WHAT YOU NEED TO DO – Transcribe each line of the entries below verbatim, without changing any character.

EXCERPTED DATA –
+ + + + + + +

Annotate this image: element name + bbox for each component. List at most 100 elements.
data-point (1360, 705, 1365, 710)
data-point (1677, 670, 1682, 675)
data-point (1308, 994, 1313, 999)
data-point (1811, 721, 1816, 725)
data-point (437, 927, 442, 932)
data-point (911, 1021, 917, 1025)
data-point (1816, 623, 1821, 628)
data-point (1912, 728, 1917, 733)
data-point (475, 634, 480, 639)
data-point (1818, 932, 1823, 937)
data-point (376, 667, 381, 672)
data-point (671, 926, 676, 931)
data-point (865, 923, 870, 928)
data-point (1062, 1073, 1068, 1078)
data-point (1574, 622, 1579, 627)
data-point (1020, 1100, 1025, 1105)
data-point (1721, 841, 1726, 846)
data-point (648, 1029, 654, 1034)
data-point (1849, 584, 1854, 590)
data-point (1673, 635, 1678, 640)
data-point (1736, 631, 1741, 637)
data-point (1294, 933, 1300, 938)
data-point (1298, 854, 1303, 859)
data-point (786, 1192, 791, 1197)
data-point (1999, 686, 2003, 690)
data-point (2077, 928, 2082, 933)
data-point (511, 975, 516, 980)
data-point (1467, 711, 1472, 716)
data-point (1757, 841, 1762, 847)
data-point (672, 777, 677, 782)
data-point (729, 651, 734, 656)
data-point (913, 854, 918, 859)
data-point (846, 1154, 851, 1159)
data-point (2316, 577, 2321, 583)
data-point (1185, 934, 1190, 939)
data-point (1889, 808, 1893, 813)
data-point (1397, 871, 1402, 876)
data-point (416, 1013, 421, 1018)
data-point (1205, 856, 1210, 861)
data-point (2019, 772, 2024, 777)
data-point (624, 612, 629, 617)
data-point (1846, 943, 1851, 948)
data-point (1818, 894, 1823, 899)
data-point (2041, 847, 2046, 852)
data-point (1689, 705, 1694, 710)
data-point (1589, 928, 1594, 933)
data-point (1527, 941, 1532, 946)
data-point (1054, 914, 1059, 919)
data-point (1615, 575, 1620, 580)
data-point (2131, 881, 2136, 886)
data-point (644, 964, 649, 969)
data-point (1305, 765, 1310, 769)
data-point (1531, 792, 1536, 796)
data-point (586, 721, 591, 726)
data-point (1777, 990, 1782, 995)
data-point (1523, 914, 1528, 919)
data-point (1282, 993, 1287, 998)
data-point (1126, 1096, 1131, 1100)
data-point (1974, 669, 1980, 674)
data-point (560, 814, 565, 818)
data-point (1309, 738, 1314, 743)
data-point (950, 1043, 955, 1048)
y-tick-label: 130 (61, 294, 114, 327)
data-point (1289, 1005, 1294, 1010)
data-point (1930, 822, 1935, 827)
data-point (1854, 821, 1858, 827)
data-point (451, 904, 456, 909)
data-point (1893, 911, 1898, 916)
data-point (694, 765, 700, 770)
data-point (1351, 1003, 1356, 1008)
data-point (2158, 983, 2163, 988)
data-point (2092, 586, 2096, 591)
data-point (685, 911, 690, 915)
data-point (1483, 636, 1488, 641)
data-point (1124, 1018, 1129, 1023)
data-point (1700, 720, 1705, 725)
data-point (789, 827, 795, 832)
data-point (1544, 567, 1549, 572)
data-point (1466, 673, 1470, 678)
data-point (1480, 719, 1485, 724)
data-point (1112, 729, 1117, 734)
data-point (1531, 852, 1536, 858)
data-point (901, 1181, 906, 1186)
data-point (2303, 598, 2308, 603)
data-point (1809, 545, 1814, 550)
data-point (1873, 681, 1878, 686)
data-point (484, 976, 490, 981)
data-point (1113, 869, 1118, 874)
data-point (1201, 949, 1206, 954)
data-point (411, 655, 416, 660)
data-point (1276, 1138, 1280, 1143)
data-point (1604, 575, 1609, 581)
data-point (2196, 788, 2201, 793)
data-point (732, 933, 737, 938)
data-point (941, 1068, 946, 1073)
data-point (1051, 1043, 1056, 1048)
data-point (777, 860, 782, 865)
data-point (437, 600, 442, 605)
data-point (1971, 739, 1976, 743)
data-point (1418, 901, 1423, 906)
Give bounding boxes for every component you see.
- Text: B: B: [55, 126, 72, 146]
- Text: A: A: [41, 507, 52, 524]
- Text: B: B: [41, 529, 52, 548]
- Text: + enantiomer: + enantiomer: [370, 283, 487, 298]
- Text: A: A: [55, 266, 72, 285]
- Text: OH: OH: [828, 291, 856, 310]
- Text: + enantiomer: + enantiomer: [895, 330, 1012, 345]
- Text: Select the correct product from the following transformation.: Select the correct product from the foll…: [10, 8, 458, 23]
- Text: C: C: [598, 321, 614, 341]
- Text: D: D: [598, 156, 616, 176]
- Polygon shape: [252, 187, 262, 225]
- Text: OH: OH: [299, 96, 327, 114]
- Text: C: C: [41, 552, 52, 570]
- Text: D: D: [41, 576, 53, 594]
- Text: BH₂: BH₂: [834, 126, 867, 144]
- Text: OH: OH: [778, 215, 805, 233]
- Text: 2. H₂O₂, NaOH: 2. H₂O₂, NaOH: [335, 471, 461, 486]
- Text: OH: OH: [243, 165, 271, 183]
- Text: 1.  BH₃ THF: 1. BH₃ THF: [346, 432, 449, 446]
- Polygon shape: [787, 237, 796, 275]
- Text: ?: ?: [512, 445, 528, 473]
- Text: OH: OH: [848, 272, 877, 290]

+ + + + + + +

EXPECTED ANSWER –
Annotate this image: element name + bbox for each component. List at most 100 elements.
data-point (1360, 705, 1365, 710)
data-point (1677, 670, 1682, 675)
data-point (1308, 994, 1313, 999)
data-point (1811, 721, 1816, 725)
data-point (437, 927, 442, 932)
data-point (911, 1021, 917, 1025)
data-point (1816, 623, 1821, 628)
data-point (1912, 728, 1917, 733)
data-point (475, 634, 480, 639)
data-point (1818, 932, 1823, 937)
data-point (376, 667, 381, 672)
data-point (671, 926, 676, 931)
data-point (865, 923, 870, 928)
data-point (1062, 1073, 1068, 1078)
data-point (1574, 622, 1579, 627)
data-point (1020, 1100, 1025, 1105)
data-point (1721, 841, 1726, 846)
data-point (648, 1029, 654, 1034)
data-point (1849, 584, 1854, 590)
data-point (1673, 635, 1678, 640)
data-point (1736, 631, 1741, 637)
data-point (1294, 933, 1300, 938)
data-point (1298, 854, 1303, 859)
data-point (786, 1192, 791, 1197)
data-point (1999, 686, 2003, 690)
data-point (2077, 928, 2082, 933)
data-point (511, 975, 516, 980)
data-point (1467, 711, 1472, 716)
data-point (1757, 841, 1762, 847)
data-point (672, 777, 677, 782)
data-point (729, 651, 734, 656)
data-point (913, 854, 918, 859)
data-point (846, 1154, 851, 1159)
data-point (2316, 577, 2321, 583)
data-point (1185, 934, 1190, 939)
data-point (1889, 808, 1893, 813)
data-point (1397, 871, 1402, 876)
data-point (416, 1013, 421, 1018)
data-point (1205, 856, 1210, 861)
data-point (2019, 772, 2024, 777)
data-point (624, 612, 629, 617)
data-point (1846, 943, 1851, 948)
data-point (1818, 894, 1823, 899)
data-point (2041, 847, 2046, 852)
data-point (1689, 705, 1694, 710)
data-point (1589, 928, 1594, 933)
data-point (1527, 941, 1532, 946)
data-point (1054, 914, 1059, 919)
data-point (1615, 575, 1620, 580)
data-point (2131, 881, 2136, 886)
data-point (644, 964, 649, 969)
data-point (1305, 765, 1310, 769)
data-point (1531, 792, 1536, 796)
data-point (586, 721, 591, 726)
data-point (1777, 990, 1782, 995)
data-point (1523, 914, 1528, 919)
data-point (1282, 993, 1287, 998)
data-point (1126, 1096, 1131, 1100)
data-point (1974, 669, 1980, 674)
data-point (560, 814, 565, 818)
data-point (1309, 738, 1314, 743)
data-point (950, 1043, 955, 1048)
y-tick-label: 130 (61, 294, 114, 327)
data-point (1289, 1005, 1294, 1010)
data-point (1930, 822, 1935, 827)
data-point (1854, 821, 1858, 827)
data-point (451, 904, 456, 909)
data-point (1893, 911, 1898, 916)
data-point (694, 765, 700, 770)
data-point (1351, 1003, 1356, 1008)
data-point (2158, 983, 2163, 988)
data-point (2092, 586, 2096, 591)
data-point (685, 911, 690, 915)
data-point (1483, 636, 1488, 641)
data-point (1124, 1018, 1129, 1023)
data-point (1700, 720, 1705, 725)
data-point (789, 827, 795, 832)
data-point (1544, 567, 1549, 572)
data-point (1466, 673, 1470, 678)
data-point (1480, 719, 1485, 724)
data-point (1112, 729, 1117, 734)
data-point (1531, 852, 1536, 858)
data-point (901, 1181, 906, 1186)
data-point (2303, 598, 2308, 603)
data-point (1809, 545, 1814, 550)
data-point (1873, 681, 1878, 686)
data-point (484, 976, 490, 981)
data-point (1113, 869, 1118, 874)
data-point (1201, 949, 1206, 954)
data-point (411, 655, 416, 660)
data-point (1276, 1138, 1280, 1143)
data-point (1604, 575, 1609, 581)
data-point (2196, 788, 2201, 793)
data-point (732, 933, 737, 938)
data-point (941, 1068, 946, 1073)
data-point (1051, 1043, 1056, 1048)
data-point (777, 860, 782, 865)
data-point (437, 600, 442, 605)
data-point (1971, 739, 1976, 743)
data-point (1418, 901, 1423, 906)
Give bounding boxes for every component you see.
- Text: B: B: [55, 126, 72, 146]
- Text: A: A: [41, 507, 52, 524]
- Text: B: B: [41, 529, 52, 548]
- Text: + enantiomer: + enantiomer: [370, 283, 487, 298]
- Text: A: A: [55, 266, 72, 285]
- Text: OH: OH: [828, 291, 856, 310]
- Text: + enantiomer: + enantiomer: [895, 330, 1012, 345]
- Text: Select the correct product from the following transformation.: Select the correct product from the foll…: [10, 8, 458, 23]
- Text: C: C: [598, 321, 614, 341]
- Text: D: D: [598, 156, 616, 176]
- Polygon shape: [252, 187, 262, 225]
- Text: OH: OH: [299, 96, 327, 114]
- Text: C: C: [41, 552, 52, 570]
- Text: D: D: [41, 576, 53, 594]
- Text: BH₂: BH₂: [834, 126, 867, 144]
- Text: OH: OH: [778, 215, 805, 233]
- Text: 2. H₂O₂, NaOH: 2. H₂O₂, NaOH: [335, 471, 461, 486]
- Text: OH: OH: [243, 165, 271, 183]
- Text: 1.  BH₃ THF: 1. BH₃ THF: [346, 432, 449, 446]
- Polygon shape: [787, 237, 796, 275]
- Text: ?: ?: [512, 445, 528, 473]
- Text: OH: OH: [848, 272, 877, 290]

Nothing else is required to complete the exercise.